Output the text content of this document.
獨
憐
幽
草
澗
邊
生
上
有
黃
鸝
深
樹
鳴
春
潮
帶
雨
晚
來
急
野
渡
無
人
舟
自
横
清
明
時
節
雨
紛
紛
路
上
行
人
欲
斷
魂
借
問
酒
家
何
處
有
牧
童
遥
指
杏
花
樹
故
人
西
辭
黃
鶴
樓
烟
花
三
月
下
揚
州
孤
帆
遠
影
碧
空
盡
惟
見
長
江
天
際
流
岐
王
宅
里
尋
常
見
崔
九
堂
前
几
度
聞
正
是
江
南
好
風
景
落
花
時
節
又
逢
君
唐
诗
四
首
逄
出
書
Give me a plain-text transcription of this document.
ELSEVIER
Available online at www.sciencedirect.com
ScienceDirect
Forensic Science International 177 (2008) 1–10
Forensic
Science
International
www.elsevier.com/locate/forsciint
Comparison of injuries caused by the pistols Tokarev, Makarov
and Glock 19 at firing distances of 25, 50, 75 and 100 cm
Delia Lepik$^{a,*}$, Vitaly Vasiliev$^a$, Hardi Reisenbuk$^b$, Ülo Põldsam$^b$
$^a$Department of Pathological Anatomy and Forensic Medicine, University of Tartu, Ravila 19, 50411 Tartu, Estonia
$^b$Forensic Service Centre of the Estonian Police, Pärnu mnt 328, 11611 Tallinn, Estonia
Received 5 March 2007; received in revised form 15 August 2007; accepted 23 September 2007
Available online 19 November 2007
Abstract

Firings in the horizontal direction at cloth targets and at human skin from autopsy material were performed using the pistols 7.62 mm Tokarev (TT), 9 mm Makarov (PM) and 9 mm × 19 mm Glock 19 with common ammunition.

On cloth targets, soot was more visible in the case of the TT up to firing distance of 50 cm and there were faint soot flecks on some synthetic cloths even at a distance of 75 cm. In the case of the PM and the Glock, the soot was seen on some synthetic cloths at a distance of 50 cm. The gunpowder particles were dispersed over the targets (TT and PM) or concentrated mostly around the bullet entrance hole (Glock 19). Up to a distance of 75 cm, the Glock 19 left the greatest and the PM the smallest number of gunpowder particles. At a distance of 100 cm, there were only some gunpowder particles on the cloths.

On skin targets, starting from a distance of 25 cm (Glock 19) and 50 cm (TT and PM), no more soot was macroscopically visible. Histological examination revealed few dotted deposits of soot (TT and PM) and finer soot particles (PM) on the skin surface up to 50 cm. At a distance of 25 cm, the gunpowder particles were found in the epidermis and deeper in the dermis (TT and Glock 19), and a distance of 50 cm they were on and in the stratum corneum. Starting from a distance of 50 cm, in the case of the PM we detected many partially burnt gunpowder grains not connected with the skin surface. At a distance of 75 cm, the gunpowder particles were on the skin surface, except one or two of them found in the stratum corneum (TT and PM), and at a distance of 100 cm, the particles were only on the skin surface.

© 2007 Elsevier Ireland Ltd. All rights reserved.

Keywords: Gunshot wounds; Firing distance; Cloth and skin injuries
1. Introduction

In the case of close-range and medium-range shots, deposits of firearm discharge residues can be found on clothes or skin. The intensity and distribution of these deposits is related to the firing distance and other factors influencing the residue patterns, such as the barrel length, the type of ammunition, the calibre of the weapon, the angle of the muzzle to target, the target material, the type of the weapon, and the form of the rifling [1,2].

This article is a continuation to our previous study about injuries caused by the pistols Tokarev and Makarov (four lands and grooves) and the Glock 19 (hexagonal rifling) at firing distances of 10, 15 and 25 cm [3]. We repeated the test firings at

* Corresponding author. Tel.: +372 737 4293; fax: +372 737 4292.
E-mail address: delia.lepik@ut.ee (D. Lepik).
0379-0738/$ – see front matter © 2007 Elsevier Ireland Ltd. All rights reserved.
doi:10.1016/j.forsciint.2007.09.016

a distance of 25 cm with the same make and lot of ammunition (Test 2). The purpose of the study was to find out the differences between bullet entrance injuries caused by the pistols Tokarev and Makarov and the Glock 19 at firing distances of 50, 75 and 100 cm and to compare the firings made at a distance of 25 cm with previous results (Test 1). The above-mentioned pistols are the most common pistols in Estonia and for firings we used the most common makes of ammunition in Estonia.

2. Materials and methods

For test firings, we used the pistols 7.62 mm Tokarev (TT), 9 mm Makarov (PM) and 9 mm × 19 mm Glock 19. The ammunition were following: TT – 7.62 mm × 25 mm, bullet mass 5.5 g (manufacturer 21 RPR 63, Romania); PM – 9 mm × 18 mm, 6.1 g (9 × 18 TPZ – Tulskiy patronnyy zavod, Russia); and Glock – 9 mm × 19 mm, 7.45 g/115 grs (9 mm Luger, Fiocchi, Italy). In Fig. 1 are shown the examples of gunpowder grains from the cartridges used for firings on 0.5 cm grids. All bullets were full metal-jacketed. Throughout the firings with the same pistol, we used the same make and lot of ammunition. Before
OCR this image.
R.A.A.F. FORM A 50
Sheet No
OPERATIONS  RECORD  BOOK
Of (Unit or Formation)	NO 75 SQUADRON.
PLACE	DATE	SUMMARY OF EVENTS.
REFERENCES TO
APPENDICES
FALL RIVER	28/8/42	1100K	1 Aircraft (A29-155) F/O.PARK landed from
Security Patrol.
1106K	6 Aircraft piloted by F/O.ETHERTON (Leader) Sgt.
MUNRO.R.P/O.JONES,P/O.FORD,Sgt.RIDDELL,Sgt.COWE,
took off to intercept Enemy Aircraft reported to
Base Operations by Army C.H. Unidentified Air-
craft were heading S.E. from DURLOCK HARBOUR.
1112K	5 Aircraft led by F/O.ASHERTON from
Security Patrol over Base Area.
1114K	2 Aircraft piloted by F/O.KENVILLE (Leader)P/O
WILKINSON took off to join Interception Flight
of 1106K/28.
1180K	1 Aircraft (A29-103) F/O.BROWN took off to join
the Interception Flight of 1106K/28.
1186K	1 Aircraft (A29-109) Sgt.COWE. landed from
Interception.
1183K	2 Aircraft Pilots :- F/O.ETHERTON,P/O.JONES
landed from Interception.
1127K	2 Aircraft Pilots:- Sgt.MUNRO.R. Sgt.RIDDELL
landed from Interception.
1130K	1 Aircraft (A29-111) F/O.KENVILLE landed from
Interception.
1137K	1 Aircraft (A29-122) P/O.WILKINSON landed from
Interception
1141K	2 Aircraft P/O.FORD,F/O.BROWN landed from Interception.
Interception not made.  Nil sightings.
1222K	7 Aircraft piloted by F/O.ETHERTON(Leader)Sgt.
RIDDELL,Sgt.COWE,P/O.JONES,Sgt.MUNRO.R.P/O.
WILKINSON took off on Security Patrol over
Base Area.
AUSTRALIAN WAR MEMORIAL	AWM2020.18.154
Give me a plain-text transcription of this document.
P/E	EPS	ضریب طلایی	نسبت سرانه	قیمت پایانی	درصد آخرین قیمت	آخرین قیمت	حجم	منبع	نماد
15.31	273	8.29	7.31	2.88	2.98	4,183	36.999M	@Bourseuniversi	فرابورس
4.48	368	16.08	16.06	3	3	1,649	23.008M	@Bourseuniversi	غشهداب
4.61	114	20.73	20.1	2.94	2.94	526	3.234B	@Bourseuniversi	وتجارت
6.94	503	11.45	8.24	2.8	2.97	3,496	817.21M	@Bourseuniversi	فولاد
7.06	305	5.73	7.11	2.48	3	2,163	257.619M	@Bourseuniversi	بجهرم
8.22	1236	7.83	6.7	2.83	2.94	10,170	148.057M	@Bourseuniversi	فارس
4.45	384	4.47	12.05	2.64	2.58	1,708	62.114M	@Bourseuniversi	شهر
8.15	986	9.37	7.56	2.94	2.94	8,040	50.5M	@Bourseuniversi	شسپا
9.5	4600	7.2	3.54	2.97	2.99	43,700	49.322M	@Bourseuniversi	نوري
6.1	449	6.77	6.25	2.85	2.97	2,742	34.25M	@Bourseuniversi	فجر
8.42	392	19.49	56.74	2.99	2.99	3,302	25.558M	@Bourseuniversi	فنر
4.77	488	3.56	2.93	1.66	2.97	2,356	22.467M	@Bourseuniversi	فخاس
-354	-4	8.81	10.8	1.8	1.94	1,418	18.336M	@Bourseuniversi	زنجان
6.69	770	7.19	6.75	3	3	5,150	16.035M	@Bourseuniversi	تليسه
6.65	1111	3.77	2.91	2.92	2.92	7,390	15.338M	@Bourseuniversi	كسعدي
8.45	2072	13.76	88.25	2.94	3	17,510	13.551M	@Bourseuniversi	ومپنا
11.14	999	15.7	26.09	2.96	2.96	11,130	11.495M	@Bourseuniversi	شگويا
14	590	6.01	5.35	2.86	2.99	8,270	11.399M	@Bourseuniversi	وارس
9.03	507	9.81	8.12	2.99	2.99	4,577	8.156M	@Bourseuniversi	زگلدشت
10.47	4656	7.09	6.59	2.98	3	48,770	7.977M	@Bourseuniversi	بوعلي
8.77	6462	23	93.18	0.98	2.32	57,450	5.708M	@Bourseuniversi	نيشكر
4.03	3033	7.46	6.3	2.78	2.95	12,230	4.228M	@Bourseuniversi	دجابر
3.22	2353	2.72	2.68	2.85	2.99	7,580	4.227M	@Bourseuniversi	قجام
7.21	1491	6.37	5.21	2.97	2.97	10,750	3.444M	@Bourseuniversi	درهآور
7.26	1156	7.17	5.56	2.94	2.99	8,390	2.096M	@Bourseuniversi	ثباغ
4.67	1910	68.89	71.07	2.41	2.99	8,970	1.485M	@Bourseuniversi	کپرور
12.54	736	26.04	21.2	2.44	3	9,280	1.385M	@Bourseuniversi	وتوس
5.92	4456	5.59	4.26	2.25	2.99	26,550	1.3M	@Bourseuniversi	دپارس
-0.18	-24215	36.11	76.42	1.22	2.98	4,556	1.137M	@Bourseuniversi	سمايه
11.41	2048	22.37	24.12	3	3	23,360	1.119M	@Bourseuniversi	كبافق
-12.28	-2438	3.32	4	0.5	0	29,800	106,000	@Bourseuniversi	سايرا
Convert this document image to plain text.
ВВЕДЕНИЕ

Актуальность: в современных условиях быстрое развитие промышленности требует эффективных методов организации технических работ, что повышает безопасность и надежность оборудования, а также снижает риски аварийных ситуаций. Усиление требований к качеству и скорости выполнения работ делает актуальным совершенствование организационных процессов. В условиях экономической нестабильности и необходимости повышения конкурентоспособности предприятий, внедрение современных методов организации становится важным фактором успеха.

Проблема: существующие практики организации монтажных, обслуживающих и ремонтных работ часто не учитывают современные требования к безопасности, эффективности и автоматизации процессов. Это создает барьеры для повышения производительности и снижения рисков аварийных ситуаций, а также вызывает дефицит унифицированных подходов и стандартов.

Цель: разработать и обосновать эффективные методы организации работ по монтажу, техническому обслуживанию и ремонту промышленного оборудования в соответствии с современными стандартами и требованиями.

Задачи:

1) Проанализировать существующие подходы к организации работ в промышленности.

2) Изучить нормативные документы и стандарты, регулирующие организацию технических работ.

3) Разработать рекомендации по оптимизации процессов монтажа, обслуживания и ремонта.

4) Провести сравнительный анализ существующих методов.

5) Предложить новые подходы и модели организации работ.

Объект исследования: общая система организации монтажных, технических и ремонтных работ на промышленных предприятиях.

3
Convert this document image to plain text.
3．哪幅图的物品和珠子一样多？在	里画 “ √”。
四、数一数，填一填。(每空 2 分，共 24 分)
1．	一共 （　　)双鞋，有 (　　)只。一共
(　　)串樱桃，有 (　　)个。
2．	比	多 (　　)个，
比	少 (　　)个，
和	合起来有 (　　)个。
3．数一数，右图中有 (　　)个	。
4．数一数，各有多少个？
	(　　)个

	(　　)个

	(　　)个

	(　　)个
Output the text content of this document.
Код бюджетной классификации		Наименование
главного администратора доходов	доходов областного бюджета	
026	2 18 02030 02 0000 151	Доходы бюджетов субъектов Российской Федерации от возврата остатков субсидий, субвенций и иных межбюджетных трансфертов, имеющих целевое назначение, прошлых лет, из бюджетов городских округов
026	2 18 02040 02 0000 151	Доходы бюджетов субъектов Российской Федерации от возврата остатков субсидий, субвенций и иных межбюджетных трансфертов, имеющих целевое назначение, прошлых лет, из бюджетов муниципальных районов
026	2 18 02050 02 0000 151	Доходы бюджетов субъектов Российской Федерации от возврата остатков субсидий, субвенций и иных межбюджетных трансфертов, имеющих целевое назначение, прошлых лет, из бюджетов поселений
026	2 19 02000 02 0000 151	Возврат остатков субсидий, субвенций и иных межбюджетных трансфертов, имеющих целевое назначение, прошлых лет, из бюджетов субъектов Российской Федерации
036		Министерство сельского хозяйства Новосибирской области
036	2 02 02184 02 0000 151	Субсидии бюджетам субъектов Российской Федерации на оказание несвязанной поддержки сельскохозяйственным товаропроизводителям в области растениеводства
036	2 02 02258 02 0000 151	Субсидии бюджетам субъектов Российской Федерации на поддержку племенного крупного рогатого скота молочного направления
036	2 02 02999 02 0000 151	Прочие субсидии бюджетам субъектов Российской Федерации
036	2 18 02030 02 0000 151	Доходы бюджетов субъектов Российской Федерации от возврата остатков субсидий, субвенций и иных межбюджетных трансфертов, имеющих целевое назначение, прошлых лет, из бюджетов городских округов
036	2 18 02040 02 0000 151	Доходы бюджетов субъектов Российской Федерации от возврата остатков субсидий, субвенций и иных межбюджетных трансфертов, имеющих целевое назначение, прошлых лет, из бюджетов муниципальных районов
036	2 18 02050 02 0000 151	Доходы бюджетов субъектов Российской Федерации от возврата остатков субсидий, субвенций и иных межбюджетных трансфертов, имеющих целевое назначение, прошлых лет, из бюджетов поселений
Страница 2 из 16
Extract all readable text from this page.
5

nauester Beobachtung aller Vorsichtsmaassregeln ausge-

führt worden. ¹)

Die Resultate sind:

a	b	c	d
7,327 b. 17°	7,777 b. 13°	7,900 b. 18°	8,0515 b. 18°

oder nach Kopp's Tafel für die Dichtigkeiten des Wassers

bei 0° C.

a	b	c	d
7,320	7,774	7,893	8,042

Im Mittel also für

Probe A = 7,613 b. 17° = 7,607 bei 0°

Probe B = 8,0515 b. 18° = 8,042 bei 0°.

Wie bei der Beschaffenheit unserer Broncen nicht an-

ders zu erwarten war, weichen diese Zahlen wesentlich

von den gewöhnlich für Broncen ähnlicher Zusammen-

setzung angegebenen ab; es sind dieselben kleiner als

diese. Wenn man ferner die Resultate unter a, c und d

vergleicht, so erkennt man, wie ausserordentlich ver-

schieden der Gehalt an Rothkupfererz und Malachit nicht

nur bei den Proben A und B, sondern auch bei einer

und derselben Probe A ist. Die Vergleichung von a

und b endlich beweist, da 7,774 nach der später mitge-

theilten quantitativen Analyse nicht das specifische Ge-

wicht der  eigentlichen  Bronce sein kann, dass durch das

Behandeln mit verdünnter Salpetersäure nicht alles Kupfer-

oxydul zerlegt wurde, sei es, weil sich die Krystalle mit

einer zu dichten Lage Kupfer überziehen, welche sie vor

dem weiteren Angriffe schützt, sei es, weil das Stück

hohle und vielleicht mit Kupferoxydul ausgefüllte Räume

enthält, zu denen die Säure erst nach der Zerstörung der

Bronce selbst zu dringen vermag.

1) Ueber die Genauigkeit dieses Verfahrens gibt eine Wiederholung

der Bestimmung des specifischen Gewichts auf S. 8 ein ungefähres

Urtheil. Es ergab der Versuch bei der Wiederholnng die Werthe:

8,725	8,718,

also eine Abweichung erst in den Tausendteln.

§

# Exercise task
Report how many lines in the data include the word "также", and give nothing but the count.

# Reply to the task
2